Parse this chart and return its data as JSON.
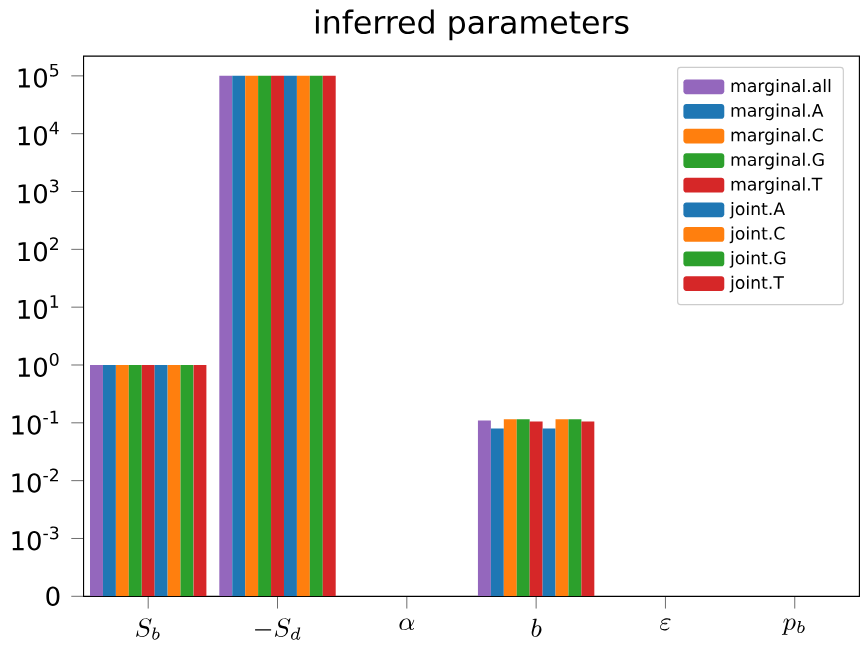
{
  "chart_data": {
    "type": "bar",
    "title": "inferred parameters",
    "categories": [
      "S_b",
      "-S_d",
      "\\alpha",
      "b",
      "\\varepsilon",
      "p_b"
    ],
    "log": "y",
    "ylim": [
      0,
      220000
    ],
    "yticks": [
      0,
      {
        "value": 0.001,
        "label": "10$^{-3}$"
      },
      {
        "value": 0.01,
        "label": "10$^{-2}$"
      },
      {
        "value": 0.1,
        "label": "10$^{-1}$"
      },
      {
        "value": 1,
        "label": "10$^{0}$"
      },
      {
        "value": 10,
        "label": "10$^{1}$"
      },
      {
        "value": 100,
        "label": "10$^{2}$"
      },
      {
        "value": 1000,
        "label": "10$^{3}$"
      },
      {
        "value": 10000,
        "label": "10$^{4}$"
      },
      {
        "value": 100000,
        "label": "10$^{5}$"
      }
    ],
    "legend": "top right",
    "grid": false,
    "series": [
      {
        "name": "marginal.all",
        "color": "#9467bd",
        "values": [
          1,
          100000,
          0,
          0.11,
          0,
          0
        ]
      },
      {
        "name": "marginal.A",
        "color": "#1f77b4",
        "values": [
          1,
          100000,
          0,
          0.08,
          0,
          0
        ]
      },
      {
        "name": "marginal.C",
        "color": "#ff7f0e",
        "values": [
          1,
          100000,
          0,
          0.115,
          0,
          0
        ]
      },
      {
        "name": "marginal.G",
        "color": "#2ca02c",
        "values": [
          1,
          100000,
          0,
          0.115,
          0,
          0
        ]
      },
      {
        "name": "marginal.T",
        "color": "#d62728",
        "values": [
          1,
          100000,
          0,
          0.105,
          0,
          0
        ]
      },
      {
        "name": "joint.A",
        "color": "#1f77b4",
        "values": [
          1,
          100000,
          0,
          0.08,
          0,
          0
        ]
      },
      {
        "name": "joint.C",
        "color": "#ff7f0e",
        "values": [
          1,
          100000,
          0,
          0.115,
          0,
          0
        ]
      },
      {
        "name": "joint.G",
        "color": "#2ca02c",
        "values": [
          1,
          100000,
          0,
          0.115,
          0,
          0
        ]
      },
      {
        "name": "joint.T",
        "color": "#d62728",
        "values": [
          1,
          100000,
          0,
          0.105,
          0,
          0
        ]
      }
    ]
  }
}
+ + + +
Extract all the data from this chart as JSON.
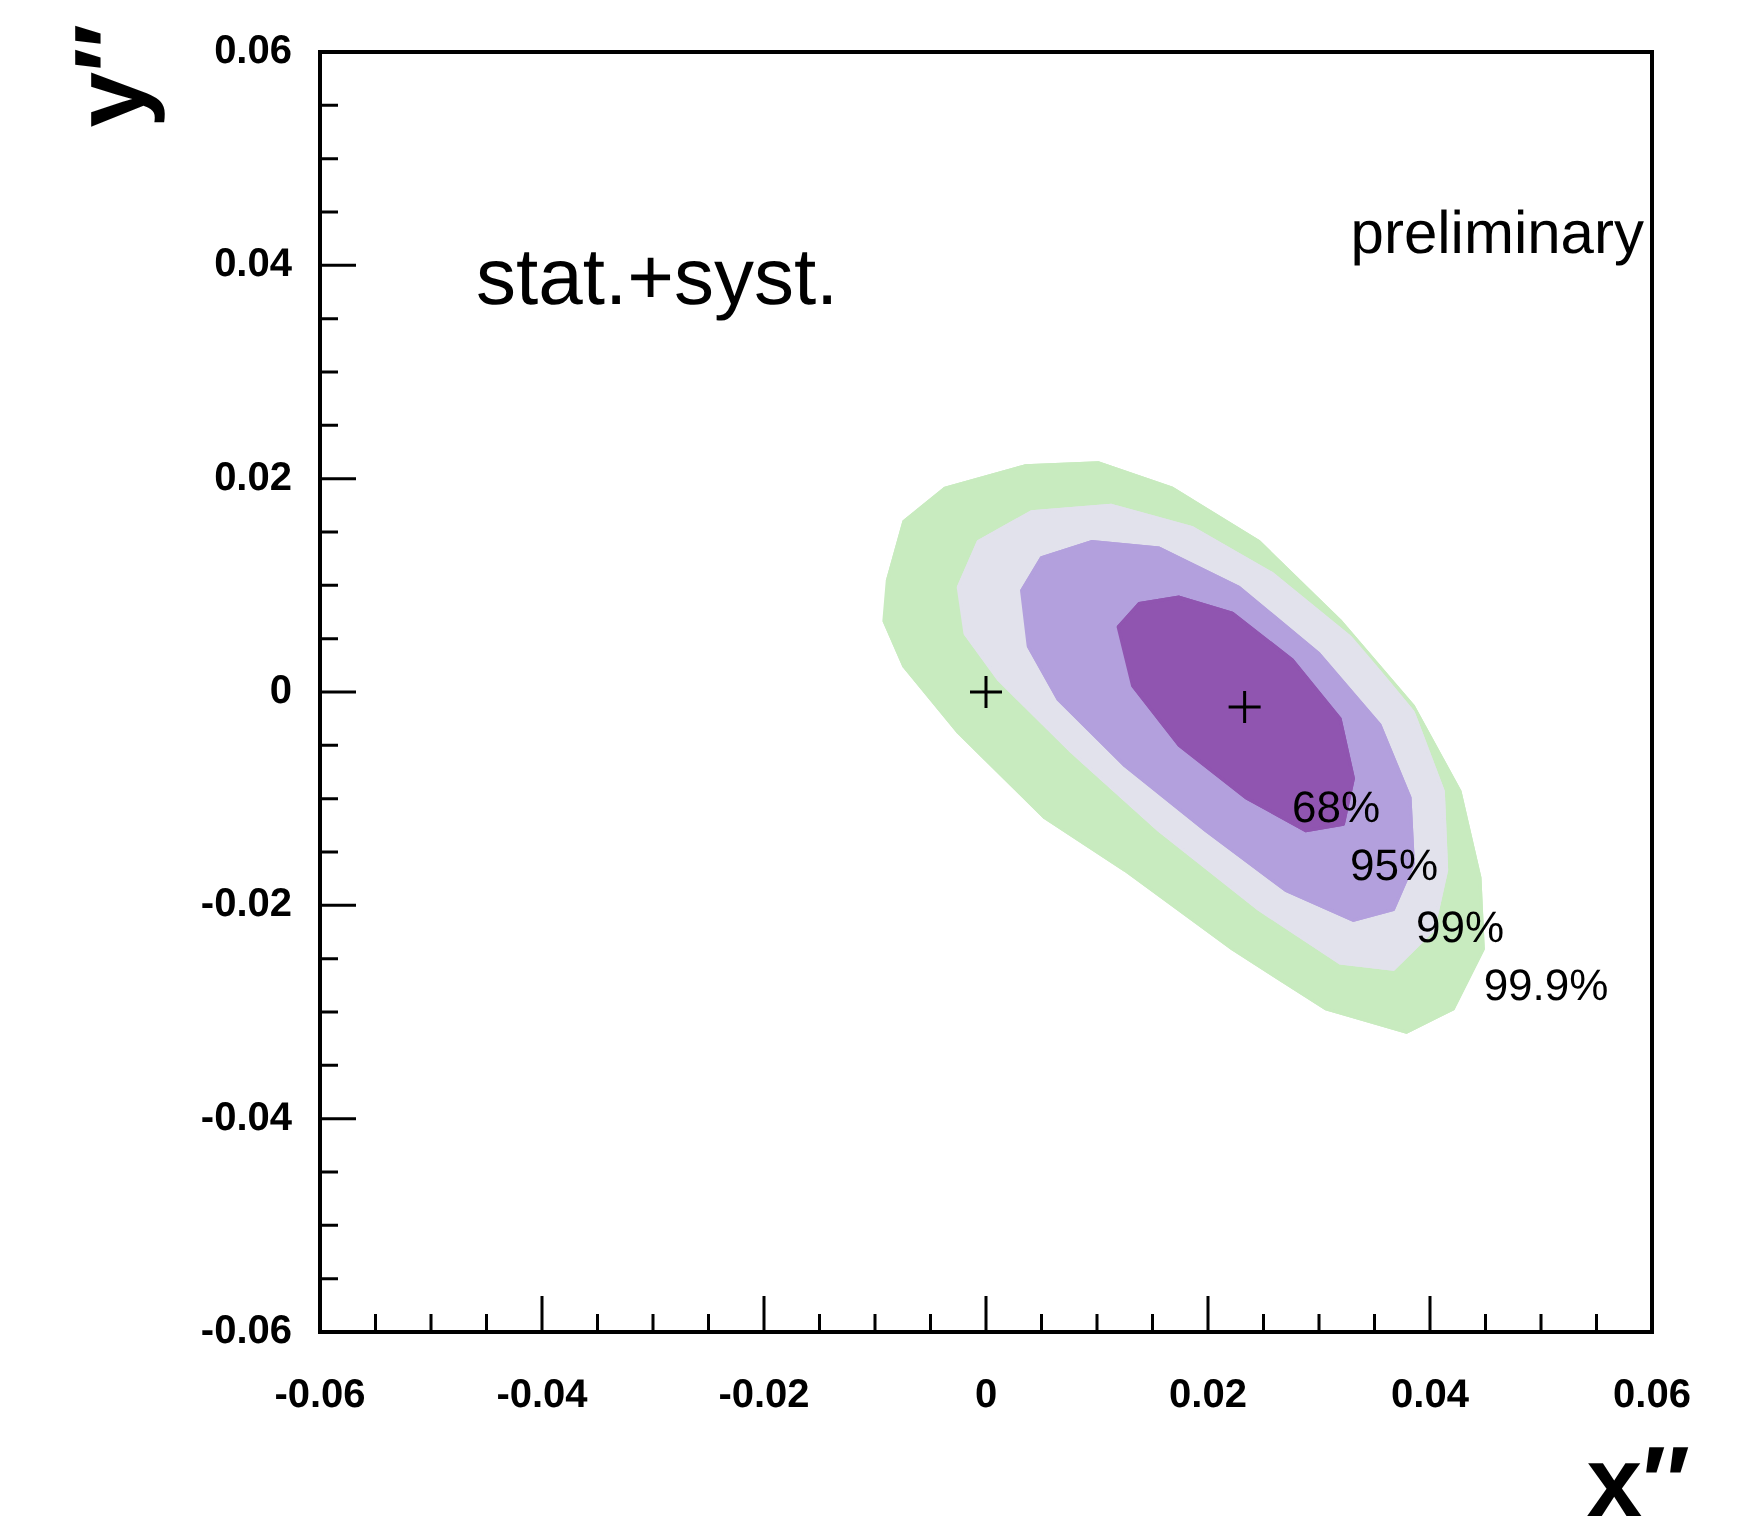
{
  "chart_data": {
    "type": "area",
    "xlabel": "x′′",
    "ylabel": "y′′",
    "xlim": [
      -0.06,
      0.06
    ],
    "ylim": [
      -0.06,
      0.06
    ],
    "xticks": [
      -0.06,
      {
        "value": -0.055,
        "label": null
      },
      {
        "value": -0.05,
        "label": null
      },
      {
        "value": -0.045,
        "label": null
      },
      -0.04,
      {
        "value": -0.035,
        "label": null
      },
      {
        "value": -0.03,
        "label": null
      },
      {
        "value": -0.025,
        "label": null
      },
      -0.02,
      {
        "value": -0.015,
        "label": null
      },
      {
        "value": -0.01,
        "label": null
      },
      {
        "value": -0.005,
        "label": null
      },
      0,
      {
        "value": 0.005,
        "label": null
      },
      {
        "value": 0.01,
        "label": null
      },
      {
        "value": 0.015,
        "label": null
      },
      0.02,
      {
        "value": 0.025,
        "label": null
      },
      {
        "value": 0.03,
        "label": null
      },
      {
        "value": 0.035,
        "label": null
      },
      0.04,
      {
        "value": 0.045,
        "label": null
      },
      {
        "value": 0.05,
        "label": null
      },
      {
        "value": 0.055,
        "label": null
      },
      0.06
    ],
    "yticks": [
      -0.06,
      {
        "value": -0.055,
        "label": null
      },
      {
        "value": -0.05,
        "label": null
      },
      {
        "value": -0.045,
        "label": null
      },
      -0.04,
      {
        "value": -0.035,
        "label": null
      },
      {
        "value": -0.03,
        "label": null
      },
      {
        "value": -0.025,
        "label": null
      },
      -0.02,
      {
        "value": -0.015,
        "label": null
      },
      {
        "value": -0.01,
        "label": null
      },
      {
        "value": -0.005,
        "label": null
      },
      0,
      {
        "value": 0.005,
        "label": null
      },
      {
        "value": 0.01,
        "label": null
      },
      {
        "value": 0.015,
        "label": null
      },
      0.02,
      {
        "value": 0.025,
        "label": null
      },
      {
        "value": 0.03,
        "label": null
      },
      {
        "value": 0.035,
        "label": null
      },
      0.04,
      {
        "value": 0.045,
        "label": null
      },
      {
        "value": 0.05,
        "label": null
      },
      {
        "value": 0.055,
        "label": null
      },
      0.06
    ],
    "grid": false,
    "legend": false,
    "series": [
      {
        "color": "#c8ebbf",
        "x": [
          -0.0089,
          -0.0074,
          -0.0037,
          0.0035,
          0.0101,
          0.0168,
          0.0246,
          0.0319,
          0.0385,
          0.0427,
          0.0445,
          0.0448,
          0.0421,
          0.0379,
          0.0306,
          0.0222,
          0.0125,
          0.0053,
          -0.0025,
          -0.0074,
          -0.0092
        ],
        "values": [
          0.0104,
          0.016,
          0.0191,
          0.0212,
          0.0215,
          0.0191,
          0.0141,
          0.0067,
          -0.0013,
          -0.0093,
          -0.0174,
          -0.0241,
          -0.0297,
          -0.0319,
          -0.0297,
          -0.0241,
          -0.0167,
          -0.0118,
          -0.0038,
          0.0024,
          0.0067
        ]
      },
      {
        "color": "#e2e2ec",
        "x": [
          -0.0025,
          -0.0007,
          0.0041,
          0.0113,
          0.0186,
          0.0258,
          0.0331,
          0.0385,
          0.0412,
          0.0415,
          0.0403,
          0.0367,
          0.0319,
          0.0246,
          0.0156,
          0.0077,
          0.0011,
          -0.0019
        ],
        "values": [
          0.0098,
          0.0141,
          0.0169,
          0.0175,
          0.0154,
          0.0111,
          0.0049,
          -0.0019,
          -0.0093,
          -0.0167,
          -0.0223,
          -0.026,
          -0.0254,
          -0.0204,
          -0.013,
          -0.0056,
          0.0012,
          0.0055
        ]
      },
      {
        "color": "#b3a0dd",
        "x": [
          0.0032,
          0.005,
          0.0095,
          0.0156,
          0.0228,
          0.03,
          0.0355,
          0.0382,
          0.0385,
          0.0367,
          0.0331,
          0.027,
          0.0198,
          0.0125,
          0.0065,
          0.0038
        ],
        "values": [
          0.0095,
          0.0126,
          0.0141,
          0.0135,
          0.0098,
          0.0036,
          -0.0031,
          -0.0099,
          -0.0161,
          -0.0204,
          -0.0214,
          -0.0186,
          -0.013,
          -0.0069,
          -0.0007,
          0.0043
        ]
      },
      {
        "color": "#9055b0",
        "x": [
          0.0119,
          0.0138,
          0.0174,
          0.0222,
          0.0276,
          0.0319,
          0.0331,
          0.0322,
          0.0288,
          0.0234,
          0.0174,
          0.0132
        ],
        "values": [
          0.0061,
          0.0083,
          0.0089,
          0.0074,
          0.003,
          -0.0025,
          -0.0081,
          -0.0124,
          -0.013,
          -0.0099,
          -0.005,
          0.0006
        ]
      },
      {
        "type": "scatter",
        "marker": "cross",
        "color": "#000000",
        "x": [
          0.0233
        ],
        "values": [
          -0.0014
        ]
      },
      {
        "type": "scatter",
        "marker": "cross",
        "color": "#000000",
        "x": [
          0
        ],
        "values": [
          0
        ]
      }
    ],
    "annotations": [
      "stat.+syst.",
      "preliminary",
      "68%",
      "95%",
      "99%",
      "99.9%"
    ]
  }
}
+ + + +
### WHAT NEEDS TO BE DONE:
Extract every line above containing the word "JSON".

### EXPECTED ANSWER:
Parse this chart and return its data as JSON.
Extract all the data from this chart as JSON.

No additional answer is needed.